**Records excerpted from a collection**
● ● ● ● ●

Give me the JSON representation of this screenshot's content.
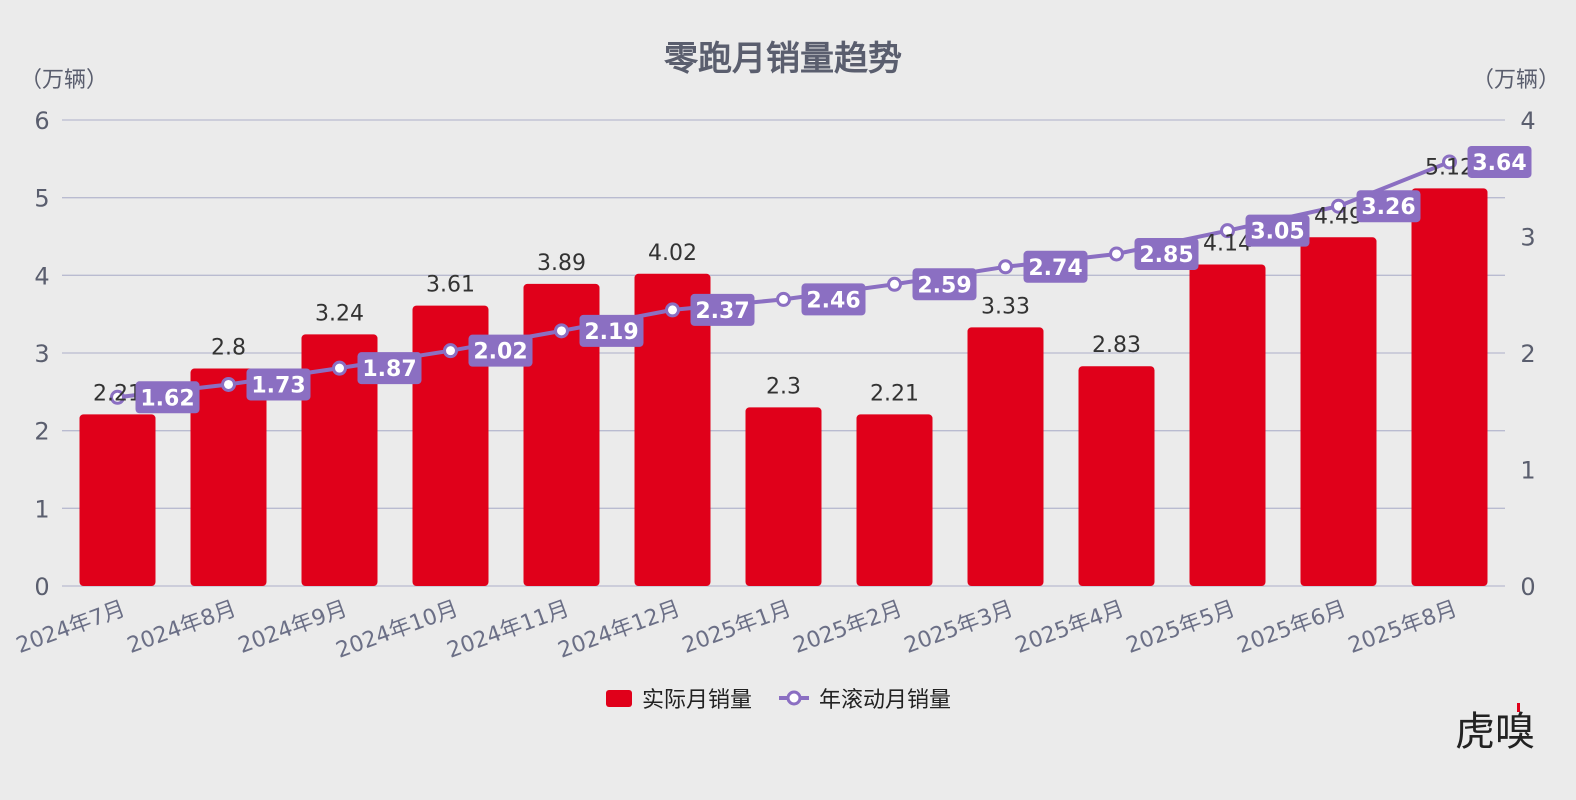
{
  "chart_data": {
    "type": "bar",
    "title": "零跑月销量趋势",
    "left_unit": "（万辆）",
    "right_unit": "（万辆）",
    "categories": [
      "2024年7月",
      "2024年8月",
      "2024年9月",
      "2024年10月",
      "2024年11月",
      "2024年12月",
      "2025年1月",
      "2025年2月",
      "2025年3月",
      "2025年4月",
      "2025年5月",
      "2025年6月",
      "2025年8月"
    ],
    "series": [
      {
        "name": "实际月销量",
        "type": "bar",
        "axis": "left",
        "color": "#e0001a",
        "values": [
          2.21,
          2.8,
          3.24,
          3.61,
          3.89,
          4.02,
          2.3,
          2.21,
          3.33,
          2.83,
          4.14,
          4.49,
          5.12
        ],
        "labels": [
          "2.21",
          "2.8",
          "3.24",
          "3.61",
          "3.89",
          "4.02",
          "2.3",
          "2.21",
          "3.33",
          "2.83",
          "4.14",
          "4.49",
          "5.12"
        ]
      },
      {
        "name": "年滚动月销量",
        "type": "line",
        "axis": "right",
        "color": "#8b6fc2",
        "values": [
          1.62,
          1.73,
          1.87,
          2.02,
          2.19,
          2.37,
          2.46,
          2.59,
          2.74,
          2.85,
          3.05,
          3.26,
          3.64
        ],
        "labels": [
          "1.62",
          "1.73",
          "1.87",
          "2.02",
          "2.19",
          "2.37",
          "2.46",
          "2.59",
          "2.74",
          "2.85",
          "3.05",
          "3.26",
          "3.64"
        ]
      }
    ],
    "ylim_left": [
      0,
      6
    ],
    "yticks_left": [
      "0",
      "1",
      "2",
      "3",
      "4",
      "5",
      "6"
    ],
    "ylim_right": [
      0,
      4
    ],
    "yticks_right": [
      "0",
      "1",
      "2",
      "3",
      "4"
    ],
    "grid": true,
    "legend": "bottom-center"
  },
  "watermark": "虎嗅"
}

● ● ● ● ●

**Task statement**
Transcribe the listing in full and omit the pictures.

**Response below**
Give me the JSON representation of this screenshot's content.
{
  "chart_data": {
    "type": "bar",
    "title": "零跑月销量趋势",
    "left_unit": "（万辆）",
    "right_unit": "（万辆）",
    "categories": [
      "2024年7月",
      "2024年8月",
      "2024年9月",
      "2024年10月",
      "2024年11月",
      "2024年12月",
      "2025年1月",
      "2025年2月",
      "2025年3月",
      "2025年4月",
      "2025年5月",
      "2025年6月",
      "2025年8月"
    ],
    "series": [
      {
        "name": "实际月销量",
        "type": "bar",
        "axis": "left",
        "color": "#e0001a",
        "values": [
          2.21,
          2.8,
          3.24,
          3.61,
          3.89,
          4.02,
          2.3,
          2.21,
          3.33,
          2.83,
          4.14,
          4.49,
          5.12
        ],
        "labels": [
          "2.21",
          "2.8",
          "3.24",
          "3.61",
          "3.89",
          "4.02",
          "2.3",
          "2.21",
          "3.33",
          "2.83",
          "4.14",
          "4.49",
          "5.12"
        ]
      },
      {
        "name": "年滚动月销量",
        "type": "line",
        "axis": "right",
        "color": "#8b6fc2",
        "values": [
          1.62,
          1.73,
          1.87,
          2.02,
          2.19,
          2.37,
          2.46,
          2.59,
          2.74,
          2.85,
          3.05,
          3.26,
          3.64
        ],
        "labels": [
          "1.62",
          "1.73",
          "1.87",
          "2.02",
          "2.19",
          "2.37",
          "2.46",
          "2.59",
          "2.74",
          "2.85",
          "3.05",
          "3.26",
          "3.64"
        ]
      }
    ],
    "ylim_left": [
      0,
      6
    ],
    "yticks_left": [
      "0",
      "1",
      "2",
      "3",
      "4",
      "5",
      "6"
    ],
    "ylim_right": [
      0,
      4
    ],
    "yticks_right": [
      "0",
      "1",
      "2",
      "3",
      "4"
    ],
    "grid": true,
    "legend": "bottom-center"
  },
  "watermark": "虎嗅"
}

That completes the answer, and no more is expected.